(DIRECTIONS FOR THIS TASK) Copy out each line of the material in which the word "also" appears.

(PROVIDED RECORDS)
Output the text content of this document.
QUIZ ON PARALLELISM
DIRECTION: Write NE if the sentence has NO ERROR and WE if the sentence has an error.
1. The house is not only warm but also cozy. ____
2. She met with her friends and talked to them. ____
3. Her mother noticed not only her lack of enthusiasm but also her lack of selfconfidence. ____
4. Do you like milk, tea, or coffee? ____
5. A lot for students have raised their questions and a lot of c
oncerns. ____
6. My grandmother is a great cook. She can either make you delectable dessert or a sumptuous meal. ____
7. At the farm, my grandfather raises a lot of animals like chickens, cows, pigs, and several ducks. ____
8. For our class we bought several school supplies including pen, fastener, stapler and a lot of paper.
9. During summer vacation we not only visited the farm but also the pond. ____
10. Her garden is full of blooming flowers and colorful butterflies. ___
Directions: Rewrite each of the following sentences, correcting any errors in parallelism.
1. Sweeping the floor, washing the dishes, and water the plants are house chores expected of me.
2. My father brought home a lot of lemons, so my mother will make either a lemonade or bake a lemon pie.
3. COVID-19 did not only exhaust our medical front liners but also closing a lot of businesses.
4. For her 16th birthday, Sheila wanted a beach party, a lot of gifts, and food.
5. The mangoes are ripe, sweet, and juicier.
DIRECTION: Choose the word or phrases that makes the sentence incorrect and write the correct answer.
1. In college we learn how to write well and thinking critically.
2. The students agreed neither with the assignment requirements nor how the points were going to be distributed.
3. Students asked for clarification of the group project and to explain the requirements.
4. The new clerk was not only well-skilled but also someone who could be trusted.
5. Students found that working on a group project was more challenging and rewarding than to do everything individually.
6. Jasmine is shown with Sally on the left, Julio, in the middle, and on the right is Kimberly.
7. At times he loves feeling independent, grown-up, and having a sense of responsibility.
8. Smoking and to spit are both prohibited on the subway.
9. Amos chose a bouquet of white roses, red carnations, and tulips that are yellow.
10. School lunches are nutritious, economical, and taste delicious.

(SOLUTION FOR THIS EXERCISE)
1. The house is not only warm but also cozy. ____
3. Her mother noticed not only her lack of enthusiasm but also her lack of selfconfidence. ____
9. During summer vacation we not only visited the farm but also the pond. ____
3. COVID-19 did not only exhaust our medical front liners but also closing a lot of businesses.
4. The new clerk was not only well-skilled but also someone who could be trusted.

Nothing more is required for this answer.